* **ACTIVITY**: Copy each line of the material in which the word "Jäger" appears.

** Opening GIVEN RECORDS block **

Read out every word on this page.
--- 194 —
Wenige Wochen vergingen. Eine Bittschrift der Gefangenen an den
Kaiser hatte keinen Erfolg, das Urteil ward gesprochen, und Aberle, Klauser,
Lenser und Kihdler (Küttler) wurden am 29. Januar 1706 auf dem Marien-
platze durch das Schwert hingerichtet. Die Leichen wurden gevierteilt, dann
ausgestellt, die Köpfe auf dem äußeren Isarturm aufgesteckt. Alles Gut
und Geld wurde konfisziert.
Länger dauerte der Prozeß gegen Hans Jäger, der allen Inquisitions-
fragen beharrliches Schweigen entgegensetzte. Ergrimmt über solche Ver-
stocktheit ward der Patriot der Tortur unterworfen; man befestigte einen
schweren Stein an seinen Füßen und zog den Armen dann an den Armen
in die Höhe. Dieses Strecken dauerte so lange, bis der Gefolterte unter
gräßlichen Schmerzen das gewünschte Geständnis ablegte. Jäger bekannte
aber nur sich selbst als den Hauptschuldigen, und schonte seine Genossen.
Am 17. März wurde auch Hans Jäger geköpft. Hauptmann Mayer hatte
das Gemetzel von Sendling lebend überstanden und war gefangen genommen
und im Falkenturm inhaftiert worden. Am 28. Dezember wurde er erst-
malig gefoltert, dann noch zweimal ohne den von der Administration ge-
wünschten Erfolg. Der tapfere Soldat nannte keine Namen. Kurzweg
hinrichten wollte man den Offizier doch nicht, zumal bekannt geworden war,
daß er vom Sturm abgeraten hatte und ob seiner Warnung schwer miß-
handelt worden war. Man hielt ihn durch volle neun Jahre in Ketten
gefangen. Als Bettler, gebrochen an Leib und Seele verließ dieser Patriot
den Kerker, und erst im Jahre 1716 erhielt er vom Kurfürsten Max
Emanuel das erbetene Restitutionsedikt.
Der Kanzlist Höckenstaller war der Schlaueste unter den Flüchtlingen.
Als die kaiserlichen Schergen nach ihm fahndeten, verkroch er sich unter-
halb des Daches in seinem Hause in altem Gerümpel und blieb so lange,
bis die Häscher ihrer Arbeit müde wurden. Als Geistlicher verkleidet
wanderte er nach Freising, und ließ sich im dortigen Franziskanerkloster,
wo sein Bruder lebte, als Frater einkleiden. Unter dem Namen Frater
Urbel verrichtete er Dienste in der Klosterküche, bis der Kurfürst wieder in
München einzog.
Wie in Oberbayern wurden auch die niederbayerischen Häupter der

** Closing GIVEN RECORDS block **

* **ANSWER**:
Länger dauerte der Prozeß gegen Hans Jäger, der allen Inquisitions-
gräßlichen Schmerzen das gewünschte Geständnis ablegte. Jäger bekannte
Am 17. März wurde auch Hans Jäger geköpft. Hauptmann Mayer hatte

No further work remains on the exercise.